◆ About this task
When the string "ylabel" appears in a line of the records, show the whole line.

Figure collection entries
--- START ---
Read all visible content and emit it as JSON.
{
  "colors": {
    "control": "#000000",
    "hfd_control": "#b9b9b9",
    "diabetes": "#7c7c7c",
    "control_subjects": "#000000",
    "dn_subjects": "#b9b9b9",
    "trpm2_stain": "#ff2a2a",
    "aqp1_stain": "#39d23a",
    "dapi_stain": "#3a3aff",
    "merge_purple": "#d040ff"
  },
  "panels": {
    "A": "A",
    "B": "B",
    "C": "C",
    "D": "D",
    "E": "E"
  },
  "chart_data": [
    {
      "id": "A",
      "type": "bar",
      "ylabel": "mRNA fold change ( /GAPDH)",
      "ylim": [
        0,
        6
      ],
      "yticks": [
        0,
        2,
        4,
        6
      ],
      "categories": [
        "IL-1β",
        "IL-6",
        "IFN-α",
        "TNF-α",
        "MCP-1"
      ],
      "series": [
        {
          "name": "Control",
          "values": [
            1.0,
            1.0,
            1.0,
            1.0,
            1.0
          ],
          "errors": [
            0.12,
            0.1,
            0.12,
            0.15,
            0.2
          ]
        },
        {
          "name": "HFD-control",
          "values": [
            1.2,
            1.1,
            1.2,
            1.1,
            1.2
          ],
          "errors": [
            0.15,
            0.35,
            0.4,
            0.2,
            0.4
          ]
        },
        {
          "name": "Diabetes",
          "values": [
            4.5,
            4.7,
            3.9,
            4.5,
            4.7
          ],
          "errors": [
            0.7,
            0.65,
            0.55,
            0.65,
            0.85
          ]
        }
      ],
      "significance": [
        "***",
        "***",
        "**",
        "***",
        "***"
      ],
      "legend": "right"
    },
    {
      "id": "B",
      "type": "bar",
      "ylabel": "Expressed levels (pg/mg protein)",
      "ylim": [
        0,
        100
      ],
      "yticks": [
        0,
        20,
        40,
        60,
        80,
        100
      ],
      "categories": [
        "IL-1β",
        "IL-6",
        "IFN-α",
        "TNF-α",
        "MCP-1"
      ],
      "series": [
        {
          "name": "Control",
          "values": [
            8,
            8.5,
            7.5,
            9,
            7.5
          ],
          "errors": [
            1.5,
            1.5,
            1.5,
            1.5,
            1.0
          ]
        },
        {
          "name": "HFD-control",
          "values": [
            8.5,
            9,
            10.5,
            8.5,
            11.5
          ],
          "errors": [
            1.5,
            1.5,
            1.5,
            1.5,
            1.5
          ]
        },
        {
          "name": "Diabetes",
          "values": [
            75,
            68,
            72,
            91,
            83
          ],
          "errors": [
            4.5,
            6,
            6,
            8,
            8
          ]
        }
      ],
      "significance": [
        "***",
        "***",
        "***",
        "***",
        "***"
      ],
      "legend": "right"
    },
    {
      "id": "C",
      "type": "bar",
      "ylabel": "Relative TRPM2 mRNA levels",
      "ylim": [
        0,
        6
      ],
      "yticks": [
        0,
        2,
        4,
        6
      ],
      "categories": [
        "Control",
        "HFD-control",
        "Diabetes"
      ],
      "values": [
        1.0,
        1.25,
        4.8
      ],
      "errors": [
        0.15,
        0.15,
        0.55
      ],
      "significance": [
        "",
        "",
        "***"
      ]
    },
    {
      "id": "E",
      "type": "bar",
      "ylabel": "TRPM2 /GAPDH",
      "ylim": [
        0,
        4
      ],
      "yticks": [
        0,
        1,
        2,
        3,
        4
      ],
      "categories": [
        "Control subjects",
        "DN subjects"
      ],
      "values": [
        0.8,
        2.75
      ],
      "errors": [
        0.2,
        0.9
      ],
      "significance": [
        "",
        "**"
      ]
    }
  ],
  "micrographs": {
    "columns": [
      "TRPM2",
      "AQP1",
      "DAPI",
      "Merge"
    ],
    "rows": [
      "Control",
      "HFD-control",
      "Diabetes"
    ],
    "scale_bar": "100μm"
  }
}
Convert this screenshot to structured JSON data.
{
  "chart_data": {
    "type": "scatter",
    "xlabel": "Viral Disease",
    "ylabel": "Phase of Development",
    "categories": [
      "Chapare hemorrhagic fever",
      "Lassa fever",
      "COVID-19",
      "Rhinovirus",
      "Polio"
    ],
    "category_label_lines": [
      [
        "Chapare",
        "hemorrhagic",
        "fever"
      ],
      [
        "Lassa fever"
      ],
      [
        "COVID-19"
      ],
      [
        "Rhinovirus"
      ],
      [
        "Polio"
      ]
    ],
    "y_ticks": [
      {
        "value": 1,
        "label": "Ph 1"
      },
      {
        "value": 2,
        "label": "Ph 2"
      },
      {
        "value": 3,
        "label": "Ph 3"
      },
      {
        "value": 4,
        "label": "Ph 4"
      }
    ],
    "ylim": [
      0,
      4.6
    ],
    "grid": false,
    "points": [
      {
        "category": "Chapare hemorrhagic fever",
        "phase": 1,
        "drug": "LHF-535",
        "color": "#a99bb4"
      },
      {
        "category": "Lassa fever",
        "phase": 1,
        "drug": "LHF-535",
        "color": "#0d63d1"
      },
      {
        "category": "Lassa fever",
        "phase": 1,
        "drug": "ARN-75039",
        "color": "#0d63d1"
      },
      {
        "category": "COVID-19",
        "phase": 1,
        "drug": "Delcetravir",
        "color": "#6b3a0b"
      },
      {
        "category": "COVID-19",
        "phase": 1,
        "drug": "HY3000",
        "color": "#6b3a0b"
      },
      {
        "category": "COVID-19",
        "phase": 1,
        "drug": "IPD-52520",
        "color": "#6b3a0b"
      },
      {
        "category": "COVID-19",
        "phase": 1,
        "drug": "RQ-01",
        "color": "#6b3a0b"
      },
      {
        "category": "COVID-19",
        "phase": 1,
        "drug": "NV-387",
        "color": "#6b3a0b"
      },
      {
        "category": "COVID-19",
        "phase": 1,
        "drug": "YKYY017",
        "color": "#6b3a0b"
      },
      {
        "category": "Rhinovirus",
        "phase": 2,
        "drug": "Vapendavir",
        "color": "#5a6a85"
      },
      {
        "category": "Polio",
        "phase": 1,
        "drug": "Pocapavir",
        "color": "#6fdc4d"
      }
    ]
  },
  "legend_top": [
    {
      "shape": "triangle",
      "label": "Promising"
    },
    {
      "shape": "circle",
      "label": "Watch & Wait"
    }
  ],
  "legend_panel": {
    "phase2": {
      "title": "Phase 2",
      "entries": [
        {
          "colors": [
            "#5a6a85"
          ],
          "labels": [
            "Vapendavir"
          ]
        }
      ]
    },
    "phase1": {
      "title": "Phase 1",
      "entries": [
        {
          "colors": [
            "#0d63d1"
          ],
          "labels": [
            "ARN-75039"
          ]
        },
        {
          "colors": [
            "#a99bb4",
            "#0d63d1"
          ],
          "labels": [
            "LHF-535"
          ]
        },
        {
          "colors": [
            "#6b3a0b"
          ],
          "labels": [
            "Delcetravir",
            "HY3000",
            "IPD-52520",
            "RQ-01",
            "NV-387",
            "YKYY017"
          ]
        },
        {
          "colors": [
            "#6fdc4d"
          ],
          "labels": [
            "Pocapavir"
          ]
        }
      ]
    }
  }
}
--- END ---
◆ Answer space
      "ylabel": "mRNA fold change ( /GAPDH)",
      "ylabel": "Expressed levels (pg/mg protein)",
      "ylabel": "Relative TRPM2 mRNA levels",
      "ylabel": "TRPM2 /GAPDH",
    "ylabel": "Phase of Development",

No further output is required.